> _What is required_:
Where the word "уроки" occurs in a line, return that line.

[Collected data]
..............................
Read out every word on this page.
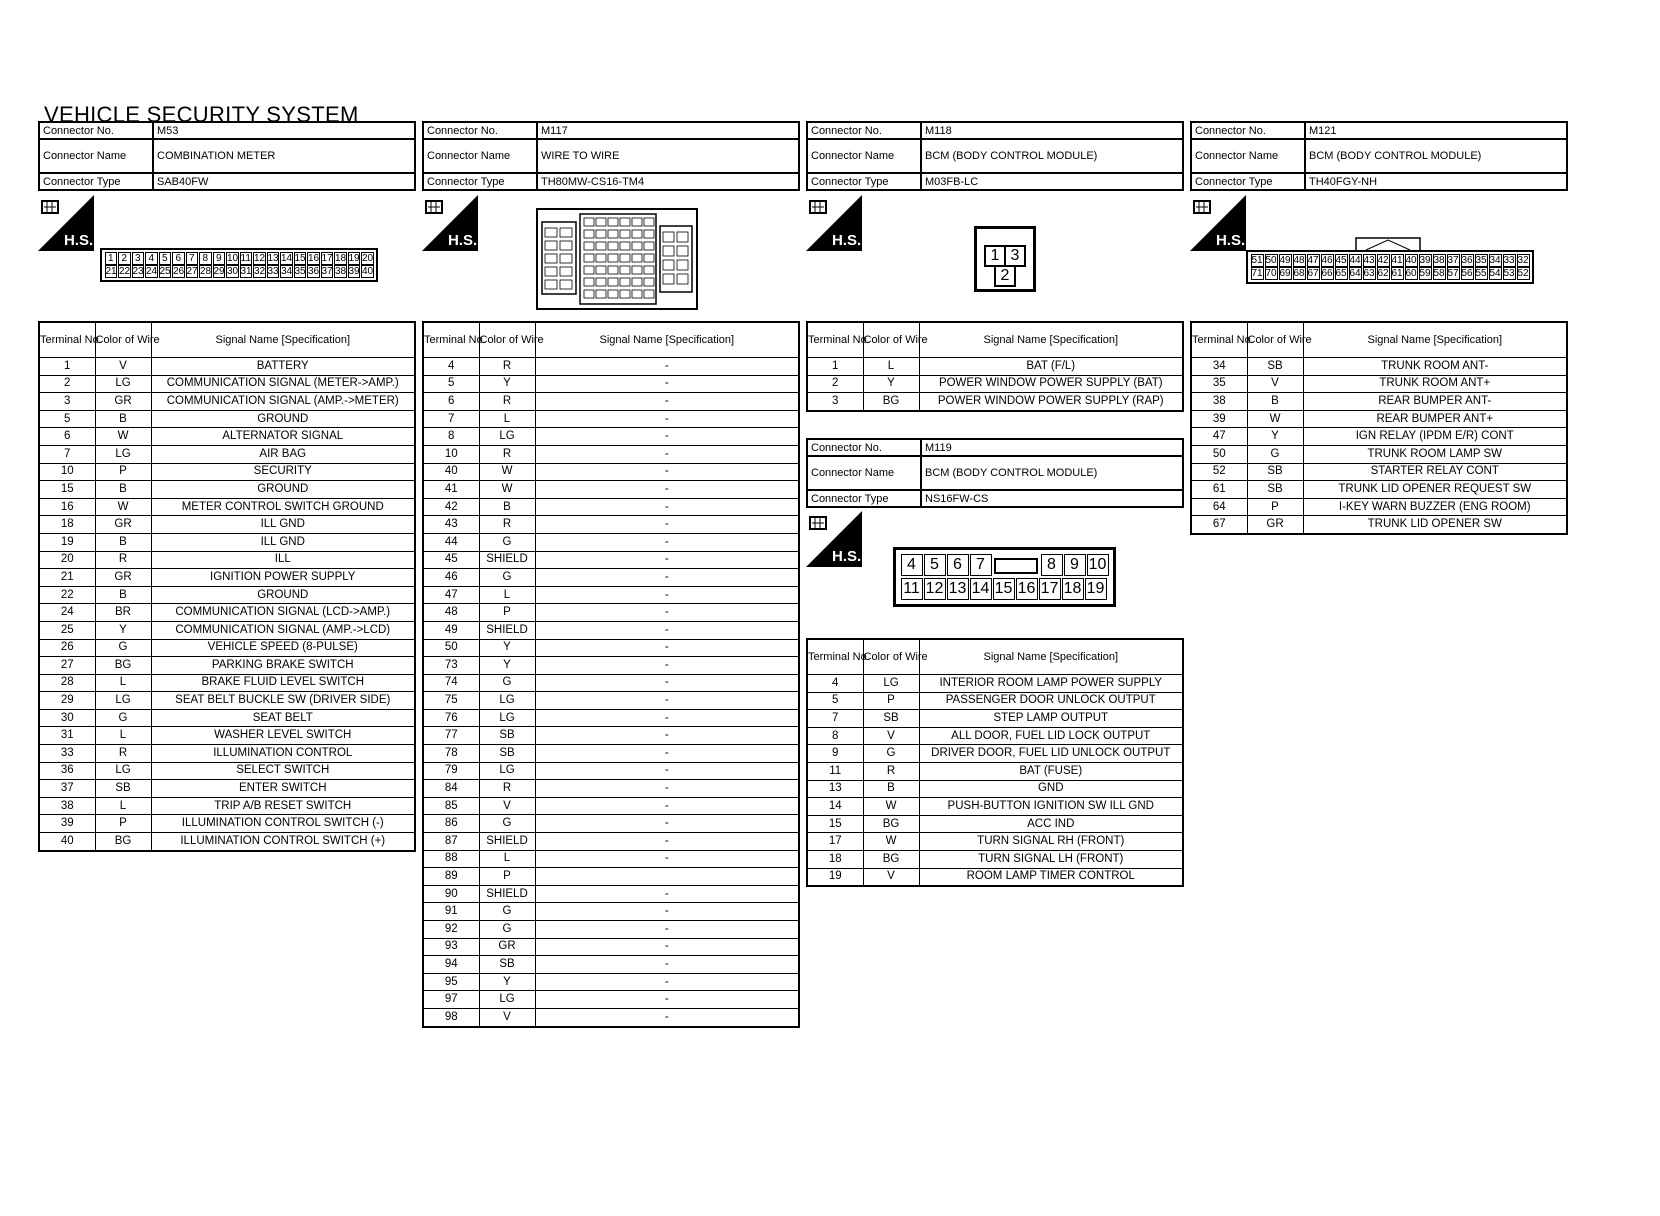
VEHICLE SECURITY SYSTEM
Connector No.	M53
Connector Name	COMBINATION METER
Connector Type	SAB40FW
Terminal No.	Color of Wire	Signal Name [Specification]
1	V	BATTERY
2	LG	COMMUNICATION SIGNAL (METER->AMP.)
3	GR	COMMUNICATION SIGNAL (AMP.->METER)
5	B	GROUND
6	W	ALTERNATOR SIGNAL
7	LG	AIR BAG
10	P	SECURITY
15	B	GROUND
16	W	METER CONTROL SWITCH GROUND
18	GR	ILL GND
19	B	ILL GND
20	R	ILL
21	GR	IGNITION POWER SUPPLY
22	B	GROUND
24	BR	COMMUNICATION SIGNAL (LCD->AMP.)
25	Y	COMMUNICATION SIGNAL (AMP.->LCD)
26	G	VEHICLE SPEED (8-PULSE)
27	BG	PARKING BRAKE SWITCH
28	L	BRAKE FLUID LEVEL SWITCH
29	LG	SEAT BELT BUCKLE SW (DRIVER SIDE)
30	G	SEAT BELT
31	L	WASHER LEVEL SWITCH
33	R	ILLUMINATION CONTROL
36	LG	SELECT SWITCH
37	SB	ENTER SWITCH
38	L	TRIP A/B RESET SWITCH
39	P	ILLUMINATION CONTROL SWITCH (-)
40	BG	ILLUMINATION CONTROL SWITCH (+)
Connector No.	M117
Connector Name	WIRE TO WIRE
Connector Type	TH80MW-CS16-TM4
Terminal No.	Color of Wire	Signal Name [Specification]
4	R	-
5	Y	-
6	R	-
7	L	-
8	LG	-
10	R	-
40	W	-
41	W	-
42	B	-
43	R	-
44	G	-
45	SHIELD	-
46	G	-
47	L	-
48	P	-
49	SHIELD	-
50	Y	-
73	Y	-
74	G	-
75	LG	-
76	LG	-
77	SB	-
78	SB	-
79	LG	-
84	R	-
85	V	-
86	G	-
87	SHIELD	-
88	L	-
89	P	
90	SHIELD	-
91	G	-
92	G	-
93	GR	-
94	SB	-
95	Y	-
97	LG	-
98	V	-
Connector No.	M118
Connector Name	BCM (BODY CONTROL MODULE)
Connector Type	M03FB-LC
Terminal No.	Color of Wire	Signal Name [Specification]
1	L	BAT (F/L)
2	Y	POWER WINDOW POWER SUPPLY (BAT)
3	BG	POWER WINDOW POWER SUPPLY (RAP)
Connector No.	M119
Connector Name	BCM (BODY CONTROL MODULE)
Connector Type	NS16FW-CS
Terminal No.	Color of Wire	Signal Name [Specification]
4	LG	INTERIOR ROOM LAMP POWER SUPPLY
5	P	PASSENGER DOOR UNLOCK OUTPUT
7	SB	STEP LAMP OUTPUT
8	V	ALL DOOR, FUEL LID LOCK OUTPUT
9	G	DRIVER DOOR, FUEL LID UNLOCK OUTPUT
11	R	BAT (FUSE)
13	B	GND
14	W	PUSH-BUTTON IGNITION SW ILL GND
15	BG	ACC IND
17	W	TURN SIGNAL RH (FRONT)
18	BG	TURN SIGNAL LH (FRONT)
19	V	ROOM LAMP TIMER CONTROL
Connector No.	M121
Connector Name	BCM (BODY CONTROL MODULE)
Connector Type	TH40FGY-NH
Terminal No.	Color of Wire	Signal Name [Specification]
34	SB	TRUNK ROOM ANT-
35	V	TRUNK ROOM ANT+
38	B	REAR BUMPER ANT-
39	W	REAR BUMPER ANT+
47	Y	IGN RELAY (IPDM E/R) CONT
50	G	TRUNK ROOM LAMP SW
52	SB	STARTER RELAY CONT
61	SB	TRUNK LID OPENER REQUEST SW
64	P	I-KEY WARN BUZZER (ENG ROOM)
67	GR	TRUNK LID OPENER SW
H.S.	H.S.	H.S.
H.S.
H.S.
1 2 3 4 5 6 7 8 9 10 11 12 13 14 15 16 17 18 19 20
21 22 23 24 25 26 27 28 29 30 31 32 33 34 35 36 37 38 39 40
1 3
2
4 5 6 7	8 9 10
11 12 13 14 15 16 17 18 19
51 50 49 48 47 46 45 44 43 42 41 40 39 38 37 36 35 34 33 32
71 70 69 68 67 66 65 64 63 62 61 60 59 58 57 56 55 54 53 52
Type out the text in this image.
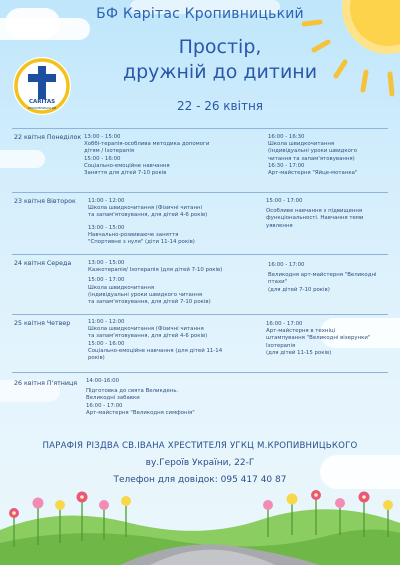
БФ Карітас Кропивницький
Простір,
дружній до дитини
22 - 26 квітня
CARITAS
КРОПИВНИЦЬКИЙ
22 квітня Понеділок 13:00 - 15:00
Хоббі-терапія-особлива методика допомоги
дітям / Ізотерапія
15:00 - 16:00
Соціально-емоційне навчання
Заняття для дітей 7-10 років
16:00 - 16:30
Школа швидкочитання
(індивідуальні уроки швидкого
читання та запам'ятовування)
16:30 - 17:00
Арт-майстерня "Яйце-мотанка"
23 квітня Вівторок 11:00 - 12:00
Школа швидкочитання (Фізичні читанні
та запам'ятовування, для дітей 4-6 років)
13:00 - 15:00
Навчально-розвиваюче заняття
"Спортивне з нуля" (діти 11-14 років)
15:00 - 17:00
Особливе навчання з підвищення
функціональності. Навчання теми
уявлення
24 квітня Середа	13:00 - 15:00
Казкотерапія/ Ізотерапія (для дітей 7-10 років)
15:00 - 17:00
Школа швидкочитання
(індивідуальні уроки швидкого читання
та запам'ятовування, для дітей 7-10 років)
16:00 - 17:00
Великодня арт-майстерня "Великодні
птахи"
(для дітей 7-10 років)
25 квітня Четвер	11:00 - 12:00
Школа швидкочитання (Фізичні читання
та запам'ятовування, для дітей 4-6 років)
15:00 - 16:00
Соціально-емоційне навчання (для дітей 11-14
років)
16:00 - 17:00
Арт-майстерня в техніці
штампування "Великодні візерунки"
Ізотерапія
(для дітей 11-15 років)
26 квітня П'ятниця 14:00-16:00
Підготовка до свята Великдень.
Великодні забавки
16:00 - 17:00
Арт-майстерня "Великодня симфонія"
ПАРАФІЯ РІЗДВА СВ.ІВАНА ХРЕСТИТЕЛЯ УГКЦ М.КРОПИВНИЦЬКОГО
ву.Героїв України, 22-Г
Телефон для довідок: 095 417 40 87
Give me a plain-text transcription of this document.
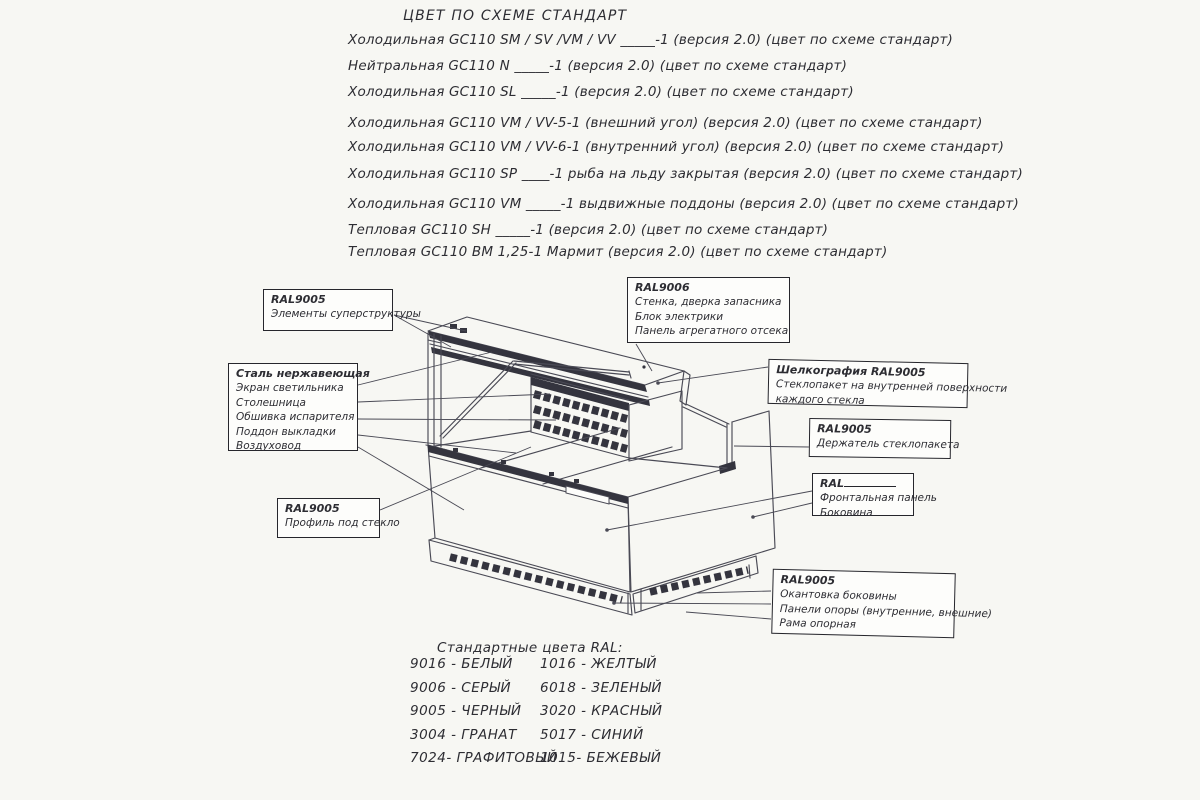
ЦВЕТ ПО СХЕМЕ СТАНДАРТ
Холодильная GC110 SM / SV /VM / VV _____-1 (версия 2.0) (цвет по схеме стандарт)
Нейтральная GC110 N _____-1 (версия 2.0) (цвет по схеме стандарт)
Холодильная GC110 SL _____-1 (версия 2.0) (цвет по схеме стандарт)
Холодильная GC110 VM / VV-5-1 (внешний угол) (версия 2.0) (цвет по схеме стандарт)
Холодильная GC110 VM / VV-6-1 (внутренний угол) (версия 2.0) (цвет по схеме стандарт)
Холодильная GC110 SP ____-1 рыба на льду закрытая (версия 2.0) (цвет по схеме стандарт)
Холодильная GC110 VM _____-1 выдвижные поддоны (версия 2.0) (цвет по схеме стандарт)
Тепловая GC110 SH _____-1 (версия 2.0) (цвет по схеме стандарт)
Тепловая GC110 ВМ 1,25-1 Мармит (версия 2.0) (цвет по схеме стандарт)
RAL9005
Элементы суперструктуры
RAL9006
Стенка, дверка запасника
Блок электрики
Панель агрегатного отсека
Сталь нержавеющая
Экран светильника
Столешница
Обшивка испарителя
Поддон выкладки
Воздуховод
Шелкография RAL9005
Стеклопакет на внутренней поверхности
каждого стекла
RAL9005
Держатель стеклопакета
RAL
Фронтальная панель
Боковина
RAL9005
Профиль под стекло
RAL9005
Окантовка боковины
Панели опоры (внутренние, внешние)
Рама опорная
Стандартные цвета RAL:
9016 - БЕЛЫЙ
9006 - СЕРЫЙ
9005 - ЧЕРНЫЙ
3004 - ГРАНАТ
7024- ГРАФИТОВЫЙ
1016 - ЖЕЛТЫЙ
6018 - ЗЕЛЕНЫЙ
3020 - КРАСНЫЙ
5017 - СИНИЙ
1015- БЕЖЕВЫЙ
..............................
> _Task response_:
(індивідуальні уроки швидкого
(індивідуальні уроки швидкого читання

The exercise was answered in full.